WRITTEN PROBLEM:
State how many lines in the entries below contain "document". Write nothing but the number.

*** INPUT RECORDS ***

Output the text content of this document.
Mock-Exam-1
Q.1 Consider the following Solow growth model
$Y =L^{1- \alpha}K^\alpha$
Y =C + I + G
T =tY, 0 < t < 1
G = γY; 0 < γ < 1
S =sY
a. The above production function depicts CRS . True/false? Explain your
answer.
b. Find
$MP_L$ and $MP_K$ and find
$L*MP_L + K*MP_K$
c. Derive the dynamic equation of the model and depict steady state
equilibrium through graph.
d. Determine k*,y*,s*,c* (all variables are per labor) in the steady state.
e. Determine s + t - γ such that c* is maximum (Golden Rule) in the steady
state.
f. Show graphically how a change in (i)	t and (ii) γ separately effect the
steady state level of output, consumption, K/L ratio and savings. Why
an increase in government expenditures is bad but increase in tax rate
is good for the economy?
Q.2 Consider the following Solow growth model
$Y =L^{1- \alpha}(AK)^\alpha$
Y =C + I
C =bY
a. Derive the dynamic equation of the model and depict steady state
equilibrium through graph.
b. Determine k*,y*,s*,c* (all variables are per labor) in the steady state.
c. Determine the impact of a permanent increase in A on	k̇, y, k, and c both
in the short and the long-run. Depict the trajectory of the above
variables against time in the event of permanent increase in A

***
*** INPUT RECORDS ***

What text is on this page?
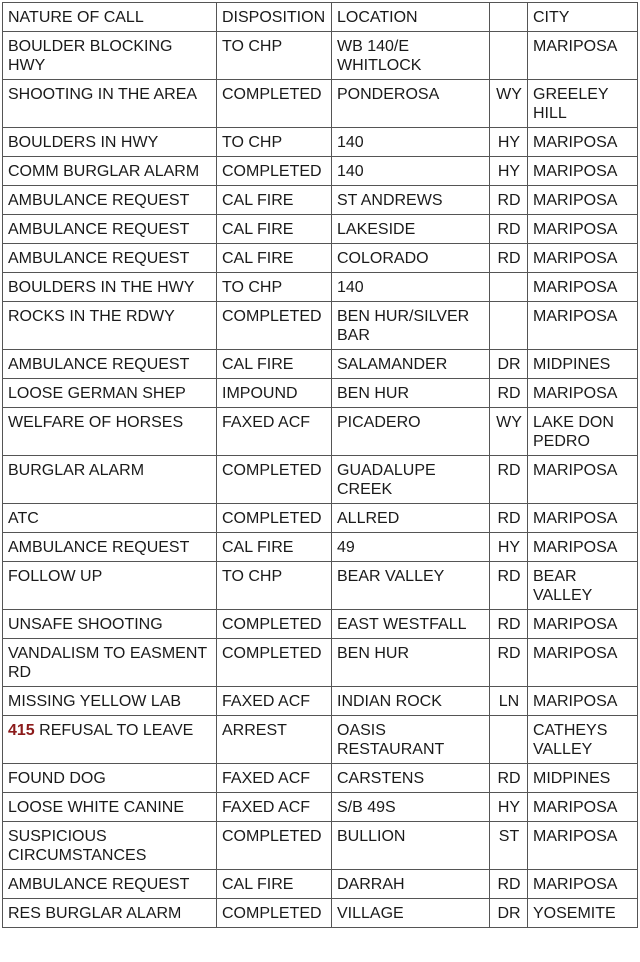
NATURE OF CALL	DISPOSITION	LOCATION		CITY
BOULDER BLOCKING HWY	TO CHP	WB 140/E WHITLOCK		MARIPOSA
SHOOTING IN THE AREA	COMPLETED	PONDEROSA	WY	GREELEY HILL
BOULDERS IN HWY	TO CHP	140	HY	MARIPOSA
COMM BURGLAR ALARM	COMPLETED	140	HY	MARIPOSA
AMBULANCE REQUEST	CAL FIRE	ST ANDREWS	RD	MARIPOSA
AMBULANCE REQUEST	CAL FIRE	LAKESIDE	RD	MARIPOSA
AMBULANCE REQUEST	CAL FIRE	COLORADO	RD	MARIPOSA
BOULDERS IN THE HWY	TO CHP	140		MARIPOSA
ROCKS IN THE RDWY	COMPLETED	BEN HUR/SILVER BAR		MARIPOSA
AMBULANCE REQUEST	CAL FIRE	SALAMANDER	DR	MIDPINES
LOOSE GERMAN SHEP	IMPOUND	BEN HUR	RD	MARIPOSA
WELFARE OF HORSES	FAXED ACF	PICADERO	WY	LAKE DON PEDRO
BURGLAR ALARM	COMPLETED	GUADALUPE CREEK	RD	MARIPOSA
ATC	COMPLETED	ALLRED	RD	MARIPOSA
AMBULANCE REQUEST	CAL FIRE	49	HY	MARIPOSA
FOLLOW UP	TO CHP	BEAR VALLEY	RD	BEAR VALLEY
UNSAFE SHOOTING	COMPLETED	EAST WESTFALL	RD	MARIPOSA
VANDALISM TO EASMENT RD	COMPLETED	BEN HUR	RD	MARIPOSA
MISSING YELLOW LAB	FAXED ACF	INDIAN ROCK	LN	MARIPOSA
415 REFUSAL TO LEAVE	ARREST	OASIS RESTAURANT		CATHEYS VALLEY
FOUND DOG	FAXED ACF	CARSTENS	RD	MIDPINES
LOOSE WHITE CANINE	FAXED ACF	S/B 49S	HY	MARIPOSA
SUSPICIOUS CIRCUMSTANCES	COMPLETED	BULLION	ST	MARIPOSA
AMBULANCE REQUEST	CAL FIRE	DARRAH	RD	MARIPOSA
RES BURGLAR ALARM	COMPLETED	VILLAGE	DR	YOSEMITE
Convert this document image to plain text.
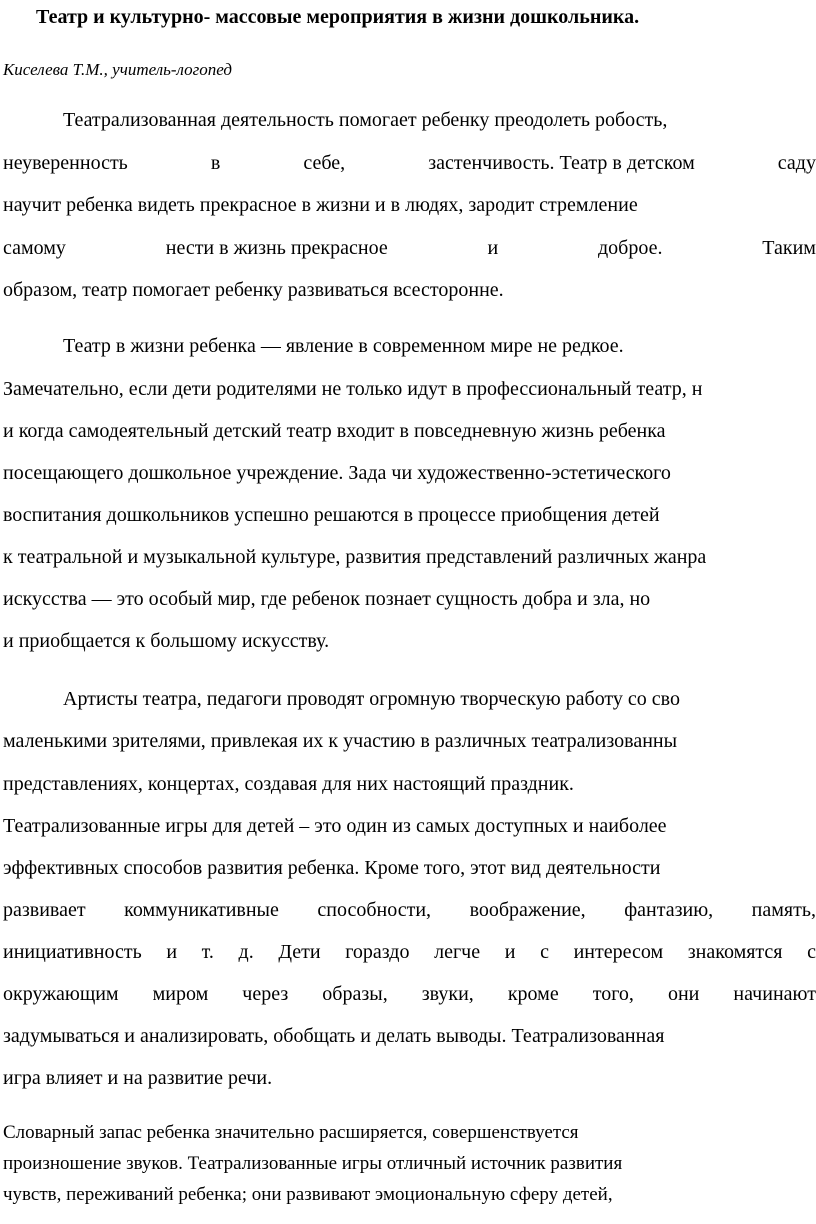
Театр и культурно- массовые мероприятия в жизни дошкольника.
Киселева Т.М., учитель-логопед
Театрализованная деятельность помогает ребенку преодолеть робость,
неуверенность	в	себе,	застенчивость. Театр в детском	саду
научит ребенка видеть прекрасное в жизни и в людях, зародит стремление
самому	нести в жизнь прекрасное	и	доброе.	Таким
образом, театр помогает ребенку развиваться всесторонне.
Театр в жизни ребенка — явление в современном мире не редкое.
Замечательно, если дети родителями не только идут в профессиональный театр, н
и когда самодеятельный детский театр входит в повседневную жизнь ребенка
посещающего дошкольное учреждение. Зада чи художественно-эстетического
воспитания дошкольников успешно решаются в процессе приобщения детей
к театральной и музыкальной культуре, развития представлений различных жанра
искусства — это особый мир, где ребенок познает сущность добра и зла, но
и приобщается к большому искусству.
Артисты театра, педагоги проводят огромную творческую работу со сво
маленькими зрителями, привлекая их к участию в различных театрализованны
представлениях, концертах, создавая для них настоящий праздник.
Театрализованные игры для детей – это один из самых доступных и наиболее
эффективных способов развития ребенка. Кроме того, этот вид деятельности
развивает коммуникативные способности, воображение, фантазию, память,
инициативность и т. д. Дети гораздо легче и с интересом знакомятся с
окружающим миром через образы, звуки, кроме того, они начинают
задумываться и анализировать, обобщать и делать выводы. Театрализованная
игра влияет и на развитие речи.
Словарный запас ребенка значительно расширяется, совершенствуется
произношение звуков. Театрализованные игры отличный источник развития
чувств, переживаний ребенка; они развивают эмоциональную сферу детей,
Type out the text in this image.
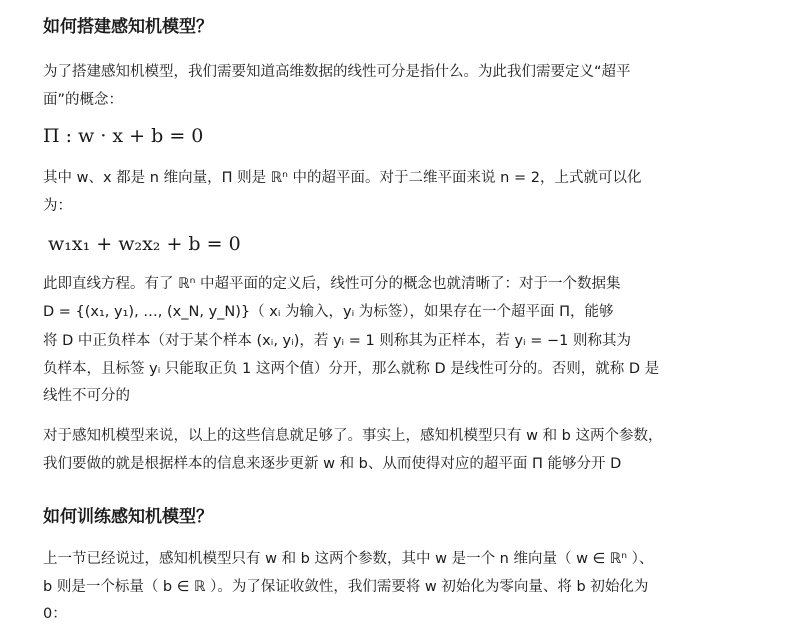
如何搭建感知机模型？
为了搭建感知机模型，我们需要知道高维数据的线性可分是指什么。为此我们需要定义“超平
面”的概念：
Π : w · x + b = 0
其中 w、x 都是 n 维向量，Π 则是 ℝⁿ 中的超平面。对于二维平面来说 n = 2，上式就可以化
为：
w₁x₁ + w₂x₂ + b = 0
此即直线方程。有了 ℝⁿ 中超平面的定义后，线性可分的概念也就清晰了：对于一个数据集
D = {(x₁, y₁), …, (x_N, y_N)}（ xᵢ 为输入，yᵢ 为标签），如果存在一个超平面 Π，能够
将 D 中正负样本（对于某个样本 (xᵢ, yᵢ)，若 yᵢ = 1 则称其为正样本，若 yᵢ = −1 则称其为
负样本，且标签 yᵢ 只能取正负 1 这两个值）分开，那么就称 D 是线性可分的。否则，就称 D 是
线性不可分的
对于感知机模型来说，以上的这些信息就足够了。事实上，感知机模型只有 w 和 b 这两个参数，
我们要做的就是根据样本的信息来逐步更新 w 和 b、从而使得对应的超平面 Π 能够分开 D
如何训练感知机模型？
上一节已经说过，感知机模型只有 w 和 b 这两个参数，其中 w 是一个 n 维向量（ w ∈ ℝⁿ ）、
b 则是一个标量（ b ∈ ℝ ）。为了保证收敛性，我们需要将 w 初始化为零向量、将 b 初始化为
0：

***

SOLUTION TO THIS PROBLEM:
2